In [None]:
!pip install transformers

In [33]:
import pandas as pd
import numpy as np
import cv2
# transformers
from transformers import BertTokenizerFast
# torch
import torch
from torch.utils.data import Dataset, DataLoader
# albumentaion
import albumentations as A
from albumentations.pytorch.transforms import ToTensorV2
# sklearn
from sklearn.metrics import f1_score, accuracy_score
from sklearn import preprocessing
from sklearn.model_selection import train_test_split

import warnings
warnings.filterwarnings(action='ignore')
torch.manual_seed(1)

server = 'colab'

In [91]:
# mecab tokenizing 진행한 데이터 가져옴
if server == 'docker':
  data_path = '/root/share/tour_ai/data/train.csv'
  mecab_data_path = ''
  base_dir = ''
  test_data_path = ''
elif server == 'colab':
  data_path = '/content/drive/MyDrive/commit_folder/competition/tour_ai/data/train.csv'
  mecab_data_path = '/content/drive/MyDrive/commit_folder/competition/tour_ai/data/mecab_data.csv'
  base_dir = '/content/drive/MyDrive/commit_folder/competition/tour_ai/data'
  test_data_path = '/content/drive/MyDrive/commit_folder/competition/tour_ai/data/test.csv'

In [6]:
# 필요 데이터만 가져오기
mecab_data = pd.read_csv(mecab_data_path)
mecab_data = mecab_data[['img_path','cat3','mecab_data']]
mecab_data.columns = ['img_path','label','sentence']

In [11]:
# label encoding
label_encoding = preprocessing.LabelEncoder()
label_encoding.fit(mecab_data['label'].values)

mecab_data['label'] = label_encoding.transform(mecab_data['label'].values)

In [14]:
# sentence tokenizing
tokenizer = BertTokenizerFast.from_pretrained('kykim/bert-kor-base')

mecab_data['sentence'] = mecab_data['sentence'].apply(lambda x: tokenizer(x, padding='max_length', max_length=300, truncation=True, return_tensors='pt'))

Downloading:   0%|          | 0.00/80.0 [00:00<?, ?B/s]

Downloading:   0%|          | 0.00/344k [00:00<?, ?B/s]

Downloading:   0%|          | 0.00/725 [00:00<?, ?B/s]

In [26]:
# train_test_split
train, valid = train_test_split(mecab_data, test_size=0.05, random_state=42)

### 데이터 항목:

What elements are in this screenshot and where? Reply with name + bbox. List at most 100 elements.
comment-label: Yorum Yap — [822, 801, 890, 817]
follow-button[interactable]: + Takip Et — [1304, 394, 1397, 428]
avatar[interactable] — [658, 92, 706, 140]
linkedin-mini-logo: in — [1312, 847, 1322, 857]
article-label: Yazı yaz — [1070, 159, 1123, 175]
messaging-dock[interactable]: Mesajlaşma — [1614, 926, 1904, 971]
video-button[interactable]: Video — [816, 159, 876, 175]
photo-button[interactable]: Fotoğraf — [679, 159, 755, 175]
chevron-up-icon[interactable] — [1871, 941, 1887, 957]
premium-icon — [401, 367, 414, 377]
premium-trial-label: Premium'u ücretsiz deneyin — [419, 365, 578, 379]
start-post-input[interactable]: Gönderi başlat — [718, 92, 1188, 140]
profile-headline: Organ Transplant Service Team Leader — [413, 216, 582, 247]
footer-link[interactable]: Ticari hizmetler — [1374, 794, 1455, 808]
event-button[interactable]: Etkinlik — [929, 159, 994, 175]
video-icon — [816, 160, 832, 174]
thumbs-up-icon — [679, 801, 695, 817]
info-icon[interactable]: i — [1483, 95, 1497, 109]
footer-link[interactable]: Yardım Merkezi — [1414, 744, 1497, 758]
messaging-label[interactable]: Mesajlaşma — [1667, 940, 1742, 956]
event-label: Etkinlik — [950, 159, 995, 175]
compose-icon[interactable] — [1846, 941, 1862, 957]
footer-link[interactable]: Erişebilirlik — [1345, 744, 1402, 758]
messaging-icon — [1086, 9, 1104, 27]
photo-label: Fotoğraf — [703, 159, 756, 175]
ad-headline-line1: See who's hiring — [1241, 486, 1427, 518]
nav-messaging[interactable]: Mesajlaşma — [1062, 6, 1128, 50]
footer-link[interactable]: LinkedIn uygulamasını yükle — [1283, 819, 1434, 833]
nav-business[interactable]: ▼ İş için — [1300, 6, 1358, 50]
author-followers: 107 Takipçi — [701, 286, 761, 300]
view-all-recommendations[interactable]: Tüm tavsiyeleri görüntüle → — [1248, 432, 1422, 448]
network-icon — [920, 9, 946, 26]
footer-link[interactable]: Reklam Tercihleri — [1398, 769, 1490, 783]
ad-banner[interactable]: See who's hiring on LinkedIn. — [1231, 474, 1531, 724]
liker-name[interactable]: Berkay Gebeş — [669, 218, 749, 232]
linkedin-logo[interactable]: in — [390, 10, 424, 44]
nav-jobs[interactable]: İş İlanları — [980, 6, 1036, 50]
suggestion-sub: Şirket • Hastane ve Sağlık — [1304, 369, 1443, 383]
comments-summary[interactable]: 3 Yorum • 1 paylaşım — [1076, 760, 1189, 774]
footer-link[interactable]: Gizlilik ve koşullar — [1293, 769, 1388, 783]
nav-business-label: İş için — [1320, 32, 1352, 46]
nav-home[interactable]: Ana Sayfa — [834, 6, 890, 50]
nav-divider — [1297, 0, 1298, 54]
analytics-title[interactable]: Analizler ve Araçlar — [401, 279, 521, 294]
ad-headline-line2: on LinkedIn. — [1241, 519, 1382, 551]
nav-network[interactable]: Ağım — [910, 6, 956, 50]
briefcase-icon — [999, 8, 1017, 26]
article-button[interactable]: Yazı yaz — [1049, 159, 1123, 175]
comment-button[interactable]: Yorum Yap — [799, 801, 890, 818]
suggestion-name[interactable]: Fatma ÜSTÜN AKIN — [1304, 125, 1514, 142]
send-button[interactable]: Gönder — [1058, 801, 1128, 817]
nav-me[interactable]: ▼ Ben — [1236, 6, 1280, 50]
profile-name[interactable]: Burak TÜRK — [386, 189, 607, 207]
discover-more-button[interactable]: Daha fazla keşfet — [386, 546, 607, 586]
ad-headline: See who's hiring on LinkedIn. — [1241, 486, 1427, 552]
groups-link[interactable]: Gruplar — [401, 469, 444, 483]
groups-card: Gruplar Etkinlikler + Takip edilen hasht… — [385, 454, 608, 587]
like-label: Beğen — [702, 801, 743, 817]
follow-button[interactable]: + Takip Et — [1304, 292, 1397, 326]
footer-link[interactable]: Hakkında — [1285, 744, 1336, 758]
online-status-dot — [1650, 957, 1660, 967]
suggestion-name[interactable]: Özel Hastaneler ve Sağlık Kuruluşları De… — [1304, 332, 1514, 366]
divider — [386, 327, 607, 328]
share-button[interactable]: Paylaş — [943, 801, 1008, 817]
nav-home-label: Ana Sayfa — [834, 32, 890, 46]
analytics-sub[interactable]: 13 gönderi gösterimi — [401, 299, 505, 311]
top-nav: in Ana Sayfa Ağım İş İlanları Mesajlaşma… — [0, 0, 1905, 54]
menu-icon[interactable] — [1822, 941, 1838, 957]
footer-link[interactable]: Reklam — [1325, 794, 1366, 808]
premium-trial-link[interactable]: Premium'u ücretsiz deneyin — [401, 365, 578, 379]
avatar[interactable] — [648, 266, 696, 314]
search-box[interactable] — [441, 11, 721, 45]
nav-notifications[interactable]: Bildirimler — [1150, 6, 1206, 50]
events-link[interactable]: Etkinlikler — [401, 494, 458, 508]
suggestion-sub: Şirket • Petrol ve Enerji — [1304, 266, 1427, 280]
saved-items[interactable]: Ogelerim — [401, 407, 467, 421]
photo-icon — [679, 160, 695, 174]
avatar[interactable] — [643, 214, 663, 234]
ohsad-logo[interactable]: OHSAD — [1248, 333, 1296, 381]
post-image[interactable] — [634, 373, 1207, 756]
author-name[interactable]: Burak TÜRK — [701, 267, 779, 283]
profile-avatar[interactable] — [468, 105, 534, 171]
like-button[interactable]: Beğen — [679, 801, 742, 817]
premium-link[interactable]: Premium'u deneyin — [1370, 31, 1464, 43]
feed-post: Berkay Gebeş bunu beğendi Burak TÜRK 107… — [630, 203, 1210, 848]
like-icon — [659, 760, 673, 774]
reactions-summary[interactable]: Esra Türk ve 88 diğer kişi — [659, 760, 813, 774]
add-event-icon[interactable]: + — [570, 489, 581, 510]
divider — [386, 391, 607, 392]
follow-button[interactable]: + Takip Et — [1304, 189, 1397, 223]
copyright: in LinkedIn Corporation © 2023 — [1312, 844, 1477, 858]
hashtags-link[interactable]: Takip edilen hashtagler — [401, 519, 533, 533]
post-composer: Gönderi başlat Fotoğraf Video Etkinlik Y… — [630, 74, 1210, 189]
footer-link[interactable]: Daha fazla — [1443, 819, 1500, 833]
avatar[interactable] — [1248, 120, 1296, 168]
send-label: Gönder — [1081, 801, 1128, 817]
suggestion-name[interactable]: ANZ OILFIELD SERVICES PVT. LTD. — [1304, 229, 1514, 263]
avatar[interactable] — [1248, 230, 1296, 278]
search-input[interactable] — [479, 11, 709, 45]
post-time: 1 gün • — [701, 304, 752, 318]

### 과제 목표:
위에 나온 데이터 전처리 노트북 코드를 마지막 줄 다음부터 이어서 작성하세요.

### 연습 답안:
In [57]:
class CustomDataset(Dataset):

  def __init__(self, data, transforms, base_dir, infer_yn=False):
    self.img_paths = data['img_path'].apply(lambda x: x[1:]).values
    self.sentences = data['sentence'].values
    self.labels = data['label'].values
    self.transforms = transforms
    self.base_dir = base_dir
    self.infer_yn = infer_yn

  def __getitem__(self, index):
    # image data
    img_path = self.img_paths[index]
    img_path = self.base_dir+img_path
    image = cv2.imread(img_path)
    if self.transforms is not None:
      image = self.transforms(image=image)['image']
    
    # text data
    sentence = self.sentences[index]
    
    # label
    if self.infer_yn:
      return image, sentence
    else:
      label = self.labels[index]
      return image, sentence, label

  def __len__(self):
    return len(self.labels)

In [78]:
image_transforms = A.Compose([
    A.Resize(128, 128),
    A.Normalize(),
    ToTensorV2()
])

In [79]:
train_dataset = CustomDataset(train, image_transforms, base_dir)
train_dataloader = DataLoader(train_dataset, batch_size = 8, shuffle=True)

valid_dataset = CustomDataset(valid, image_transforms, base_dir)
valid_dataloader = DataLoader(valid_dataset, batch_size = 8, shuffle=True)

# test_dataset = CustomDataset(test)